## START RAW DATA

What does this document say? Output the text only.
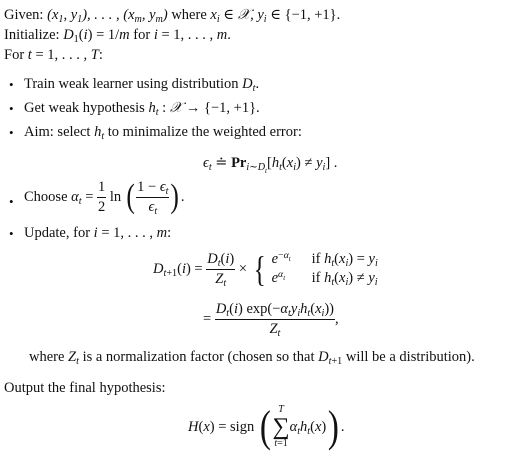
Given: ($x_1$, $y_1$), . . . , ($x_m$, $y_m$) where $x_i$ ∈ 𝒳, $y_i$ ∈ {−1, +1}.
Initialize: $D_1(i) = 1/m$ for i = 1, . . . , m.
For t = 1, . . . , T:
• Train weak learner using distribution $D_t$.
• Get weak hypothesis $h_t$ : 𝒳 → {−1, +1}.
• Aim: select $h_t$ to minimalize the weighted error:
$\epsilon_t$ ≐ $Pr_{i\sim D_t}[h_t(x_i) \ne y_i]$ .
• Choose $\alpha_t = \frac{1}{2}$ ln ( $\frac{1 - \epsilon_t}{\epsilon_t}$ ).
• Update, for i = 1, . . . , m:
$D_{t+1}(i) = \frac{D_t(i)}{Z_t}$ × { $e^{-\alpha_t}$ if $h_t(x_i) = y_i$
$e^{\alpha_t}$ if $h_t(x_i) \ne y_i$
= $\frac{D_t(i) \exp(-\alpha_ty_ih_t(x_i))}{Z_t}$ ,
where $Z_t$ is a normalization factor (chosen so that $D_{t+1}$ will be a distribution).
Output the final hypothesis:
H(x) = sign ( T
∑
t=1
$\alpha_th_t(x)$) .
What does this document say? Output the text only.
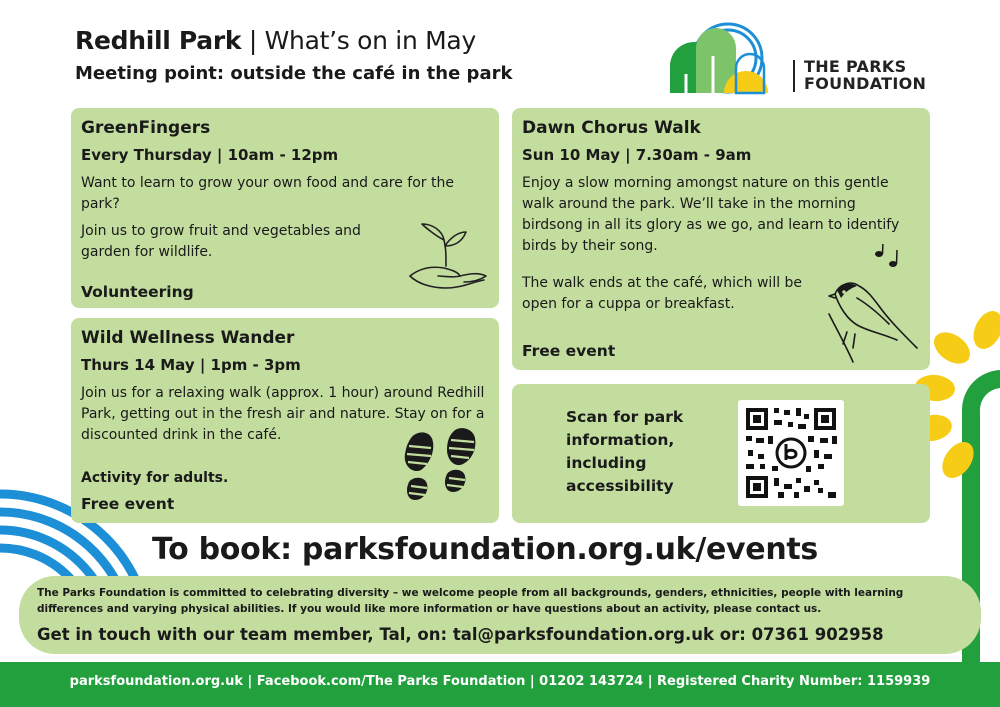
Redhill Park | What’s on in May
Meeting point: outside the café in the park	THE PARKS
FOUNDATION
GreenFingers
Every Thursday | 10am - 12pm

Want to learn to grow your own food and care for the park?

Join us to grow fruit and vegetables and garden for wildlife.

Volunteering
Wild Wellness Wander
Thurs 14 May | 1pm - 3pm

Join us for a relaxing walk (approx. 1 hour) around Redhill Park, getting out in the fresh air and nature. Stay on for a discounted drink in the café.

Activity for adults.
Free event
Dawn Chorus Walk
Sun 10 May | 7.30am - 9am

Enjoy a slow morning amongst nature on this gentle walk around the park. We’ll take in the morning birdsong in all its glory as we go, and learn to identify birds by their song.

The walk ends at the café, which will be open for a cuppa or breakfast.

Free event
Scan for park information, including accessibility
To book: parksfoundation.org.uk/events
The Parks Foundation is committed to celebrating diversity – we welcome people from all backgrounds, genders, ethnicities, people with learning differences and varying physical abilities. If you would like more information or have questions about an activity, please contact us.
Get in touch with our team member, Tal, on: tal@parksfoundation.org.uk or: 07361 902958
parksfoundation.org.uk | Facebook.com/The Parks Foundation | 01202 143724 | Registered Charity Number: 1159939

## END RAW DATA

== THE EXERCISE ==
State how many lines above contain the string "Join", with no other words.

== ANSWER TO THIS PROBLEM ==
2